--- Start of Excerpted data ---
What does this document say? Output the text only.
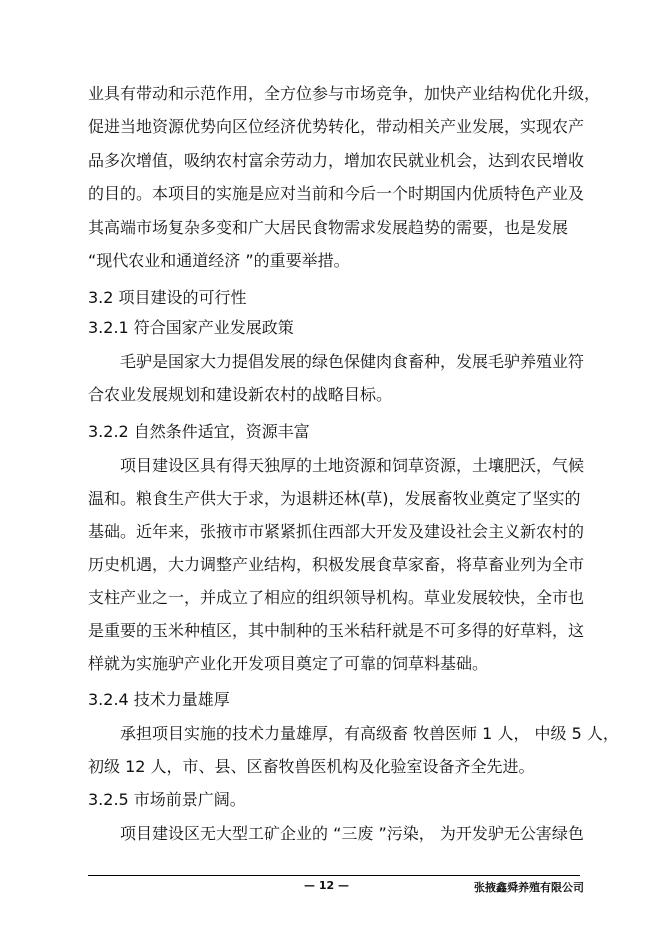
业具有带动和示范作用，全方位参与市场竞争，加快产业结构优化升级，
促进当地资源优势向区位经济优势转化，带动相关产业发展，实现农产
品多次增值，吸纳农村富余劳动力，增加农民就业机会，达到农民增收
的目的。本项目的实施是应对当前和今后一个时期国内优质特色产业及
其高端市场复杂多变和广大居民食物需求发展趋势的需要，也是发展
“现代农业和通道经济 ”的重要举措。
3.2 项目建设的可行性
3.2.1 符合国家产业发展政策
毛驴是国家大力提倡发展的绿色保健肉食畜种，发展毛驴养殖业符
合农业发展规划和建设新农村的战略目标。
3.2.2 自然条件适宜，资源丰富
项目建设区具有得天独厚的土地资源和饲草资源，土壤肥沃，气候
温和。粮食生产供大于求，为退耕还林(草)，发展畜牧业奠定了坚实的
基础。近年来，张掖市市紧紧抓住西部大开发及建设社会主义新农村的
历史机遇，大力调整产业结构，积极发展食草家畜，将草畜业列为全市
支柱产业之一，并成立了相应的组织领导机构。草业发展较快，全市也
是重要的玉米种植区，其中制种的玉米秸秆就是不可多得的好草料，这
样就为实施驴产业化开发项目奠定了可靠的饲草料基础。
3.2.4 技术力量雄厚
承担项目实施的技术力量雄厚，有高级畜 牧兽医师 1 人， 中级 5 人，
初级 12 人，市、县、区畜牧兽医机构及化验室设备齐全先进。
3.2.5 市场前景广阔。
项目建设区无大型工矿企业的 “三废 ”污染， 为开发驴无公害绿色
— 12 —	张掖鑫舜养殖有限公司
--- End of Excerpted data ---
Problem to solve —
The records above are to be reproduced exactly; the pictures are to be left out.

Result —
What does this document say? Output the text only.
业具有带动和示范作用，全方位参与市场竞争，加快产业结构优化升级，
促进当地资源优势向区位经济优势转化，带动相关产业发展，实现农产
品多次增值，吸纳农村富余劳动力，增加农民就业机会，达到农民增收
的目的。本项目的实施是应对当前和今后一个时期国内优质特色产业及
其高端市场复杂多变和广大居民食物需求发展趋势的需要，也是发展
“现代农业和通道经济 ”的重要举措。
3.2 项目建设的可行性
3.2.1 符合国家产业发展政策
毛驴是国家大力提倡发展的绿色保健肉食畜种，发展毛驴养殖业符
合农业发展规划和建设新农村的战略目标。
3.2.2 自然条件适宜，资源丰富
项目建设区具有得天独厚的土地资源和饲草资源，土壤肥沃，气候
温和。粮食生产供大于求，为退耕还林(草)，发展畜牧业奠定了坚实的
基础。近年来，张掖市市紧紧抓住西部大开发及建设社会主义新农村的
历史机遇，大力调整产业结构，积极发展食草家畜，将草畜业列为全市
支柱产业之一，并成立了相应的组织领导机构。草业发展较快，全市也
是重要的玉米种植区，其中制种的玉米秸秆就是不可多得的好草料，这
样就为实施驴产业化开发项目奠定了可靠的饲草料基础。
3.2.4 技术力量雄厚
承担项目实施的技术力量雄厚，有高级畜 牧兽医师 1 人， 中级 5 人，
初级 12 人，市、县、区畜牧兽医机构及化验室设备齐全先进。
3.2.5 市场前景广阔。
项目建设区无大型工矿企业的 “三废 ”污染， 为开发驴无公害绿色
— 12 —	张掖鑫舜养殖有限公司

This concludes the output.